- _Do this_
Count every line of the listing where the string "Studies" occurs, and reply with the count alone.

- _Dataset content_
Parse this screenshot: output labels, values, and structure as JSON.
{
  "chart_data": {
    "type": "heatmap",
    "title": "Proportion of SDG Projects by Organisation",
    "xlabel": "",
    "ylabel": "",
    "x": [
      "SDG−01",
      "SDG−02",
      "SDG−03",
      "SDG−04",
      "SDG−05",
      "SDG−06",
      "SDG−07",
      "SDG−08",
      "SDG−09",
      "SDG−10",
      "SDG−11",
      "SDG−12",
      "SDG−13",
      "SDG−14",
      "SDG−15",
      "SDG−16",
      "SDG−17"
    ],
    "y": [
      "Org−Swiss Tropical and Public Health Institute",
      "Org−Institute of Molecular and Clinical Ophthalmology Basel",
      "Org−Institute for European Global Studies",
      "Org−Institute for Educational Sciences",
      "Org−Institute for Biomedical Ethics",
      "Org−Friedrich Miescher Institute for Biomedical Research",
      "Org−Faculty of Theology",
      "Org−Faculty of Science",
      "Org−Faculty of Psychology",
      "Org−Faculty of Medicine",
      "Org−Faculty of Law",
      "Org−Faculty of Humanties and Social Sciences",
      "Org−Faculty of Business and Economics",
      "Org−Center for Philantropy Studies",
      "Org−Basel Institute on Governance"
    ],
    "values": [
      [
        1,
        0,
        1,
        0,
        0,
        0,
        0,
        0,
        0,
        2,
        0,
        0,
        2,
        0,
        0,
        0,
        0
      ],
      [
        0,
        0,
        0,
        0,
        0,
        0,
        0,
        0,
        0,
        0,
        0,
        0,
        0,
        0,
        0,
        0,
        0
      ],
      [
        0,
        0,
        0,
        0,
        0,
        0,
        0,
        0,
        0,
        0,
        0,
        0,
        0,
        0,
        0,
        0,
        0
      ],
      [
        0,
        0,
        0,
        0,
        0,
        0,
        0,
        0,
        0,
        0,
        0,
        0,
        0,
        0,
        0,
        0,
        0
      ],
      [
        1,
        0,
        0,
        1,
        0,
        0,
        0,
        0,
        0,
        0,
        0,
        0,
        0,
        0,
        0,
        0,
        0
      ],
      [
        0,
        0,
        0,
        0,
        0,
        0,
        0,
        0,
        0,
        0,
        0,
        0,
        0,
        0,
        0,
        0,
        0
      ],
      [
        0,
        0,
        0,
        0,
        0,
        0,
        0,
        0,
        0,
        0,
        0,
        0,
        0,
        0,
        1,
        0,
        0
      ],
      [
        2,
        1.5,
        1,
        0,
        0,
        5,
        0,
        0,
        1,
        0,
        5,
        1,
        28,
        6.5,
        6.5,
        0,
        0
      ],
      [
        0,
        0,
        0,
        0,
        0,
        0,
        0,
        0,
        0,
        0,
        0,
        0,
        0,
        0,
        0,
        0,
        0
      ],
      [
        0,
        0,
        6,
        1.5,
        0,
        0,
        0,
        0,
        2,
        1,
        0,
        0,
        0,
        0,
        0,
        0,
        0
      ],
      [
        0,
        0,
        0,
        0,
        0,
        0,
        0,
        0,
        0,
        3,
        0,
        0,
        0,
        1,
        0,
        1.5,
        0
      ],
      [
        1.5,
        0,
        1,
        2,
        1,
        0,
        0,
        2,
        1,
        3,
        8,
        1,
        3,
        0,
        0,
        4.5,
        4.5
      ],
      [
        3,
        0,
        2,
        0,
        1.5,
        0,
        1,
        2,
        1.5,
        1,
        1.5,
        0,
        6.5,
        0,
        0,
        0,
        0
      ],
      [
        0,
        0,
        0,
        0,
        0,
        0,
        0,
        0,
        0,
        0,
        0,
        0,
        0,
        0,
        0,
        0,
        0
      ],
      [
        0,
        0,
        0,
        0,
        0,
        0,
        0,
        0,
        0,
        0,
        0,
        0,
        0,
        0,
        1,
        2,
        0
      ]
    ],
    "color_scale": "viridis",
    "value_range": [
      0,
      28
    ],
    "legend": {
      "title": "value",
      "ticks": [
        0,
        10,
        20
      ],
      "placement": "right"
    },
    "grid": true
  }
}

- _Solution for this task_
2